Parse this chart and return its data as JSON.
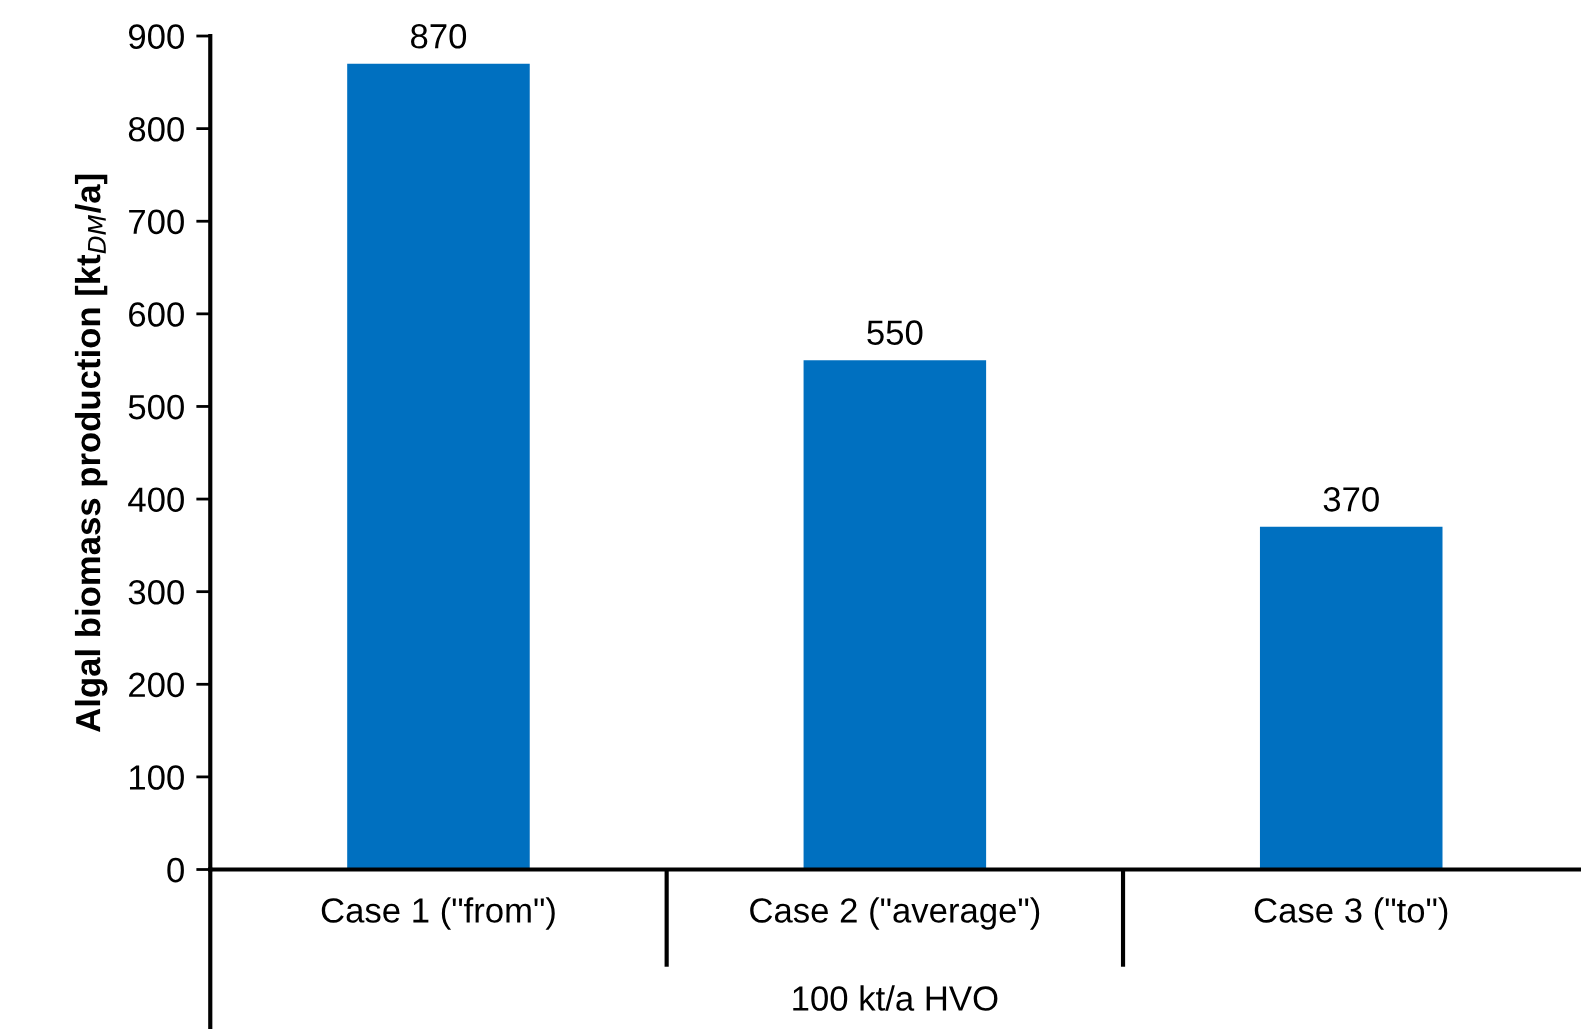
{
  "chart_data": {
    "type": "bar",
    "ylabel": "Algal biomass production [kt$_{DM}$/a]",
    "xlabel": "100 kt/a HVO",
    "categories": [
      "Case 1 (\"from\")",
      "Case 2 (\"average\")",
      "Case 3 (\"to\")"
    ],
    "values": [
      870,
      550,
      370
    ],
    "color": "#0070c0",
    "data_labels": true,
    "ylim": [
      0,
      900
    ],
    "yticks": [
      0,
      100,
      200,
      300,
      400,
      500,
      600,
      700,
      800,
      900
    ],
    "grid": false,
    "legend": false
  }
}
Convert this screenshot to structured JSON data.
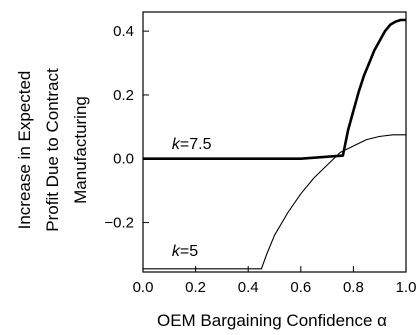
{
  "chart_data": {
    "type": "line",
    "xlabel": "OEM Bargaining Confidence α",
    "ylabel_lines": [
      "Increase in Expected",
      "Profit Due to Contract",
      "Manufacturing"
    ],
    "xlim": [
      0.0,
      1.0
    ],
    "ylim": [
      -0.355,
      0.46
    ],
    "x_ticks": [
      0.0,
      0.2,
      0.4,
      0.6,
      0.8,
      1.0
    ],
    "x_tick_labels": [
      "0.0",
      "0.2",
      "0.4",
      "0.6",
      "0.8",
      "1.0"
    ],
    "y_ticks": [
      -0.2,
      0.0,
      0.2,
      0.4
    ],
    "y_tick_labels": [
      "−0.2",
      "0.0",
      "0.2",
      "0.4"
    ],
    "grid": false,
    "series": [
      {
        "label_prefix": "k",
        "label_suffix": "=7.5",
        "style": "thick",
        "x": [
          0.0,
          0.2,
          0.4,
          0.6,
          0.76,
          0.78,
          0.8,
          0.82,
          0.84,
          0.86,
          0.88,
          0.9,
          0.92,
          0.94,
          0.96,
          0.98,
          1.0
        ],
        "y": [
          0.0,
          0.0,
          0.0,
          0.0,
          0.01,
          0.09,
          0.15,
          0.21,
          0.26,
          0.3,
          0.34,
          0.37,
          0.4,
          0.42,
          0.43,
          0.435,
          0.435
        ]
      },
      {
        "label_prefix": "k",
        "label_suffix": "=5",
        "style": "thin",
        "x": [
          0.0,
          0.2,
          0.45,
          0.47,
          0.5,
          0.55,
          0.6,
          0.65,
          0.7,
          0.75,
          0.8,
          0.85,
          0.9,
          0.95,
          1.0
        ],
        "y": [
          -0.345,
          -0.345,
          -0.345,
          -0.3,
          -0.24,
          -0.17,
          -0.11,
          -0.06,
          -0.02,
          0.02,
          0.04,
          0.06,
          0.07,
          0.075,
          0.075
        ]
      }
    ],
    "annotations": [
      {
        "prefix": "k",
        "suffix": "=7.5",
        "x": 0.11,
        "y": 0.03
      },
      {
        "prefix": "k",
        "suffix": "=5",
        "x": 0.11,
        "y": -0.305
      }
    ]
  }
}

:: Problem statement ::
The records above need to be given again exactly. Omit the pictures.

:: Answer to this task ::
Parse this chart and return its data as JSON.
{
  "chart_data": {
    "type": "bar",
    "ylabel": "Algal biomass production [kt$_{DM}$/a]",
    "xlabel": "100 kt/a HVO",
    "categories": [
      "Case 1 (\"from\")",
      "Case 2 (\"average\")",
      "Case 3 (\"to\")"
    ],
    "values": [
      870,
      550,
      370
    ],
    "color": "#0070c0",
    "data_labels": true,
    "ylim": [
      0,
      900
    ],
    "yticks": [
      0,
      100,
      200,
      300,
      400,
      500,
      600,
      700,
      800,
      900
    ],
    "grid": false,
    "legend": false
  }
}
Convert this screenshot to structured JSON data.
{
  "chart_data": {
    "type": "line",
    "xlabel": "OEM Bargaining Confidence α",
    "ylabel_lines": [
      "Increase in Expected",
      "Profit Due to Contract",
      "Manufacturing"
    ],
    "xlim": [
      0.0,
      1.0
    ],
    "ylim": [
      -0.355,
      0.46
    ],
    "x_ticks": [
      0.0,
      0.2,
      0.4,
      0.6,
      0.8,
      1.0
    ],
    "x_tick_labels": [
      "0.0",
      "0.2",
      "0.4",
      "0.6",
      "0.8",
      "1.0"
    ],
    "y_ticks": [
      -0.2,
      0.0,
      0.2,
      0.4
    ],
    "y_tick_labels": [
      "−0.2",
      "0.0",
      "0.2",
      "0.4"
    ],
    "grid": false,
    "series": [
      {
        "label_prefix": "k",
        "label_suffix": "=7.5",
        "style": "thick",
        "x": [
          0.0,
          0.2,
          0.4,
          0.6,
          0.76,
          0.78,
          0.8,
          0.82,
          0.84,
          0.86,
          0.88,
          0.9,
          0.92,
          0.94,
          0.96,
          0.98,
          1.0
        ],
        "y": [
          0.0,
          0.0,
          0.0,
          0.0,
          0.01,
          0.09,
          0.15,
          0.21,
          0.26,
          0.3,
          0.34,
          0.37,
          0.4,
          0.42,
          0.43,
          0.435,
          0.435
        ]
      },
      {
        "label_prefix": "k",
        "label_suffix": "=5",
        "style": "thin",
        "x": [
          0.0,
          0.2,
          0.45,
          0.47,
          0.5,
          0.55,
          0.6,
          0.65,
          0.7,
          0.75,
          0.8,
          0.85,
          0.9,
          0.95,
          1.0
        ],
        "y": [
          -0.345,
          -0.345,
          -0.345,
          -0.3,
          -0.24,
          -0.17,
          -0.11,
          -0.06,
          -0.02,
          0.02,
          0.04,
          0.06,
          0.07,
          0.075,
          0.075
        ]
      }
    ],
    "annotations": [
      {
        "prefix": "k",
        "suffix": "=7.5",
        "x": 0.11,
        "y": 0.03
      },
      {
        "prefix": "k",
        "suffix": "=5",
        "x": 0.11,
        "y": -0.305
      }
    ]
  }
}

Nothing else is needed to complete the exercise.